## EXERCISE DIRECTIONS
Count every line in the entries that follow where the word "color" appears, then state only the total.

## PROVIDED INFORMATION
* * *

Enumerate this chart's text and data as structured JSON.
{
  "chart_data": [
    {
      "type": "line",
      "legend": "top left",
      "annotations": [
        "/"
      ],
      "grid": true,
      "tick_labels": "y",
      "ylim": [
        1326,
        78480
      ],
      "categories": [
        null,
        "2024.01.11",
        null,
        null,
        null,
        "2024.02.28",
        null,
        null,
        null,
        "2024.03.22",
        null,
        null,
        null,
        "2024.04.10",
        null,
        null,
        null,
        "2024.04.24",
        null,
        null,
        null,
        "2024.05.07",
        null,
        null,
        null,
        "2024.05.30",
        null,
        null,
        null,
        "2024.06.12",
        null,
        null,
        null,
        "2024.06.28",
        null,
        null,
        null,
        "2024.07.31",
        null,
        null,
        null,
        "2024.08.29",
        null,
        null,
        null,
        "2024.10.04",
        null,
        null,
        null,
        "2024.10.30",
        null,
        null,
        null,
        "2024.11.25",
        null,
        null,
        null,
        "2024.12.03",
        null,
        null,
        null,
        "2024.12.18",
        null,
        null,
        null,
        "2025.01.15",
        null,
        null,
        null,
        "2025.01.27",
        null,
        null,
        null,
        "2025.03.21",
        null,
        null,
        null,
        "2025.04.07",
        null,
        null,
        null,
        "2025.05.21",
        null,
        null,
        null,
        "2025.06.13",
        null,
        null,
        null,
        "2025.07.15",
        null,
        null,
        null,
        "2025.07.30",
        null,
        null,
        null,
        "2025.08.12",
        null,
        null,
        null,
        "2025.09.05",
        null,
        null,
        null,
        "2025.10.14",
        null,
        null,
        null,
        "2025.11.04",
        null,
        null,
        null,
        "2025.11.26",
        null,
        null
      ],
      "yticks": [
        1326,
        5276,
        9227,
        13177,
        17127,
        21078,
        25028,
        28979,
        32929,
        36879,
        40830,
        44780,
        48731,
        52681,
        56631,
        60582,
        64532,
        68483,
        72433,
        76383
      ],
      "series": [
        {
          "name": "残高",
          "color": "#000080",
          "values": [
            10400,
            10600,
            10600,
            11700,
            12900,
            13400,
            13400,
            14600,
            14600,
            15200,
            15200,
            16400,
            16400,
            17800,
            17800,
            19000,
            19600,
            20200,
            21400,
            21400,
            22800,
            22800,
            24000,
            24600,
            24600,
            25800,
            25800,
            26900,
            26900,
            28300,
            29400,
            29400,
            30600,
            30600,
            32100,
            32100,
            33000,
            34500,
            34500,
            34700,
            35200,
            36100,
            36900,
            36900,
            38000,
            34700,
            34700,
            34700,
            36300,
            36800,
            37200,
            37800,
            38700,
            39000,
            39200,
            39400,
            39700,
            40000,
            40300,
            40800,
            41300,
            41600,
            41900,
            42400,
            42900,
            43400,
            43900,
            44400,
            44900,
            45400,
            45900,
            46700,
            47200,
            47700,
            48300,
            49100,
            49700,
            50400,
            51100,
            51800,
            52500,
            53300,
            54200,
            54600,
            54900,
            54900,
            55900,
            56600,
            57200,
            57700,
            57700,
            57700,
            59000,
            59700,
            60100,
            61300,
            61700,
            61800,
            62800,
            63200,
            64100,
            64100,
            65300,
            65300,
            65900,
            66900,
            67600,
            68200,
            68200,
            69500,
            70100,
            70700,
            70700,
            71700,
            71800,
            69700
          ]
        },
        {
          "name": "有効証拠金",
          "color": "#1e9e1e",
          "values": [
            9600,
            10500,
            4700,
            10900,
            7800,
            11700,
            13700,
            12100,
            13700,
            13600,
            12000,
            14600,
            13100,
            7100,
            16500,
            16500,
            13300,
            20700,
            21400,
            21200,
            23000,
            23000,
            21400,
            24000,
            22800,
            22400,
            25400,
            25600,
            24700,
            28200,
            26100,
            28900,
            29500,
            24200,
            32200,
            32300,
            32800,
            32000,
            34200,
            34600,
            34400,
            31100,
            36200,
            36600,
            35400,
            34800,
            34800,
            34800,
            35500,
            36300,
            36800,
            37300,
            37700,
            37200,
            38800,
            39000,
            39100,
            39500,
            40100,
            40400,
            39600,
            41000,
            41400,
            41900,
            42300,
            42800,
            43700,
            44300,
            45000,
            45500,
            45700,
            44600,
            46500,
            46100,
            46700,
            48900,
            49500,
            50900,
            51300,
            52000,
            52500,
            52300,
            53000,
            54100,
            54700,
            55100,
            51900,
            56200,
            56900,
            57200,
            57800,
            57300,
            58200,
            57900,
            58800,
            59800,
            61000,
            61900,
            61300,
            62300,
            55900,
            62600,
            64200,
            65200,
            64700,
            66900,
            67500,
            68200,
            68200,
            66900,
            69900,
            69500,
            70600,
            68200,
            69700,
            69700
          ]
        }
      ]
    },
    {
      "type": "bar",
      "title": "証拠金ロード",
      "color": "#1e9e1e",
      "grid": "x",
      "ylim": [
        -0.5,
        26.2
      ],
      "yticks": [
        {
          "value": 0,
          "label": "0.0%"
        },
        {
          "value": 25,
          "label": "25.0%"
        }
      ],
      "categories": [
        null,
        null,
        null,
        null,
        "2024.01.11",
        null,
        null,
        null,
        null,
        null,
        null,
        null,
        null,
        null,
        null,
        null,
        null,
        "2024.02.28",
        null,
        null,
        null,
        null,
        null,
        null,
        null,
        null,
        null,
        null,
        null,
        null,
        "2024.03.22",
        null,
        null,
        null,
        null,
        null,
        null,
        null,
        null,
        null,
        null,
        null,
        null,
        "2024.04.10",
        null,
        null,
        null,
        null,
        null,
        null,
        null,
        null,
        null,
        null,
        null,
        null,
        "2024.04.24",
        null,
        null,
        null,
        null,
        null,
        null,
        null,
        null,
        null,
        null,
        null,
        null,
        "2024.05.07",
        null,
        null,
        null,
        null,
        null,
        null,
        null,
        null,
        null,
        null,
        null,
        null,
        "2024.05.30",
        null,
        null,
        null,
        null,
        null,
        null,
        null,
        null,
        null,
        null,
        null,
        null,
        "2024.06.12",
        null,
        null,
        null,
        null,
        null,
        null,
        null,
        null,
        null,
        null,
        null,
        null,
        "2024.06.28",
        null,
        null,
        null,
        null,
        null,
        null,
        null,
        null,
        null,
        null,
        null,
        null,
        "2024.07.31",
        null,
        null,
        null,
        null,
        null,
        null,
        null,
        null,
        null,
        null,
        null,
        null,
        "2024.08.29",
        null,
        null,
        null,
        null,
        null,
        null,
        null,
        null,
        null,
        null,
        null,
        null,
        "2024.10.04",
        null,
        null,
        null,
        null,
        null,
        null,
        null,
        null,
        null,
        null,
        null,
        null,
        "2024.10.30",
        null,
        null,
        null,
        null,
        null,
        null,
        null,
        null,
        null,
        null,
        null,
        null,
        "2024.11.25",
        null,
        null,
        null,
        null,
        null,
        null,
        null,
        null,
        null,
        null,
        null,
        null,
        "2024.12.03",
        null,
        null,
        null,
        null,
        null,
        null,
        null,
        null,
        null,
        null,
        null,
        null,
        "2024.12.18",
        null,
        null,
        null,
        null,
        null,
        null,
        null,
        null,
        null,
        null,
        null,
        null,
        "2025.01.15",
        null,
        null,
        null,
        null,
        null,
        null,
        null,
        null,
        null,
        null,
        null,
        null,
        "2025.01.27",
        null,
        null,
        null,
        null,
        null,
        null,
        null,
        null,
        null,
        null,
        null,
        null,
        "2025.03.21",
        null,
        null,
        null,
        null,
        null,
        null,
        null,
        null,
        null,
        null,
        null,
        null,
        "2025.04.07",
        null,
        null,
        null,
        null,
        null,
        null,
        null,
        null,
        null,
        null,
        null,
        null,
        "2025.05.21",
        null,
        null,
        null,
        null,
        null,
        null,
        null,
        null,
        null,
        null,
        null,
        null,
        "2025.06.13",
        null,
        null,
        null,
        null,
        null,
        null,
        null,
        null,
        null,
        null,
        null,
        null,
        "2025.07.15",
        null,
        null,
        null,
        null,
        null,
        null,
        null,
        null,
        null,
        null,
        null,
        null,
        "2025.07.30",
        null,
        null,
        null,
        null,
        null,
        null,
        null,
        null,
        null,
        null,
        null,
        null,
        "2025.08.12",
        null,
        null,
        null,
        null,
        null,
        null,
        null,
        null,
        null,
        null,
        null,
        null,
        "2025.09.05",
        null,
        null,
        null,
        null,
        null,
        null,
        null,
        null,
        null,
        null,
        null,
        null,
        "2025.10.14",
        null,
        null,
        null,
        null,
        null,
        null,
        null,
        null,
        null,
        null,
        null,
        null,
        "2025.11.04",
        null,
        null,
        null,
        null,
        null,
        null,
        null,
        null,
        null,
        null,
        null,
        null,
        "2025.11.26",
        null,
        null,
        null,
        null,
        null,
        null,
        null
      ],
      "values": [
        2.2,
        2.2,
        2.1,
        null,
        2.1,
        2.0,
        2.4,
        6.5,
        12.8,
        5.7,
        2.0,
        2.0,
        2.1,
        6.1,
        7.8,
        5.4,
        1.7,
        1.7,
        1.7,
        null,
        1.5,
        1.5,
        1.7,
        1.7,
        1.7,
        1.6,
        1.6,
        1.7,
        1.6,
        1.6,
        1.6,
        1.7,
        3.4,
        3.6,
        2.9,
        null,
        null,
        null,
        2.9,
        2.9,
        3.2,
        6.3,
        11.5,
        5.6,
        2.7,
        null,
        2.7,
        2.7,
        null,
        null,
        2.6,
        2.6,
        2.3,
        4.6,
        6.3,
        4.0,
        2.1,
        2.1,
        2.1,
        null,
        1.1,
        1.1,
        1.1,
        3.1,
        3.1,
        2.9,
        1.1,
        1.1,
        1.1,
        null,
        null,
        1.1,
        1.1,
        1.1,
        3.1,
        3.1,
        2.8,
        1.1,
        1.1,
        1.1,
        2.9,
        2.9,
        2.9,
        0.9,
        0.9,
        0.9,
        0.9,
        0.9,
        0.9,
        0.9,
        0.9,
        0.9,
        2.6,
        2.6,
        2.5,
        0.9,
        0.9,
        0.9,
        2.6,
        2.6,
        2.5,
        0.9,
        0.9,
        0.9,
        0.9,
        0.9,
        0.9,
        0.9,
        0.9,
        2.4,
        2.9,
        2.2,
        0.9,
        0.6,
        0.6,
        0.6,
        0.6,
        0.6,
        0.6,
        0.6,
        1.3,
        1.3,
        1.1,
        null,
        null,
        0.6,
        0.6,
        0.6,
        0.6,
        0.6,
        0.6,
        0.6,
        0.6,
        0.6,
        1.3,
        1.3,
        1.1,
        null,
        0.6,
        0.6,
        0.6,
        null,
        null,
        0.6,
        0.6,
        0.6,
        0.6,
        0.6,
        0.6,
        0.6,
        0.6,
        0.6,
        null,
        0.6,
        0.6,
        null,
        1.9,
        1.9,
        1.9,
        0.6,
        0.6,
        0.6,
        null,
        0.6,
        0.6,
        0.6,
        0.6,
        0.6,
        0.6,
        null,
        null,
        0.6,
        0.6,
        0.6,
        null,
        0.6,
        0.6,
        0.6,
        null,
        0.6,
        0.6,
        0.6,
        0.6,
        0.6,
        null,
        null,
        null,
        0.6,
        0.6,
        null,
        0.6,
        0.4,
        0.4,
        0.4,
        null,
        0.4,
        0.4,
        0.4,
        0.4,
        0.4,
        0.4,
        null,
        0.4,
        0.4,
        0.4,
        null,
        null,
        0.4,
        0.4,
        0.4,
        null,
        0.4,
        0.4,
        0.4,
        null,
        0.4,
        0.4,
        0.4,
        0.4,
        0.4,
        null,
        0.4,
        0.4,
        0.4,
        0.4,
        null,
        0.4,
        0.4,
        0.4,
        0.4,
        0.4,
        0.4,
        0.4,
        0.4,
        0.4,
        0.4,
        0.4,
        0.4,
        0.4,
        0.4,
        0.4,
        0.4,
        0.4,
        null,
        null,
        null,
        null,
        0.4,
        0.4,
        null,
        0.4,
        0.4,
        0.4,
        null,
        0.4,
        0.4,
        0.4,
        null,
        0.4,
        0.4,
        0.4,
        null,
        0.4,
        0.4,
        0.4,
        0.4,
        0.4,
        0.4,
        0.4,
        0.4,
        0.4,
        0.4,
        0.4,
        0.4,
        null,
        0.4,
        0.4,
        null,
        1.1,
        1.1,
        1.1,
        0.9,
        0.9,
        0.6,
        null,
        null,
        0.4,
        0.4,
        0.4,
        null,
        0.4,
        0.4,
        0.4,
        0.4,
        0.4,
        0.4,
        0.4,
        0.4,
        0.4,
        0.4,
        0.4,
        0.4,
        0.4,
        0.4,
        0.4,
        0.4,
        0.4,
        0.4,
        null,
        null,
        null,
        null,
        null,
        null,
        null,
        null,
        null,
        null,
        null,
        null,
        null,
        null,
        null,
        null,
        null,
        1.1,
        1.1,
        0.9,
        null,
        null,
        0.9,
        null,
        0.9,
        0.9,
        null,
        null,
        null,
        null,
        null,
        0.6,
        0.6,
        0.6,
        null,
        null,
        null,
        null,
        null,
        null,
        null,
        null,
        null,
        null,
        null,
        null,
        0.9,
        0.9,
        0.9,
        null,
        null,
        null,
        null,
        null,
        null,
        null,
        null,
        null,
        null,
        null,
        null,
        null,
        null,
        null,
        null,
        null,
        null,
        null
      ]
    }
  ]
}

* * *

## THE ANSWER
3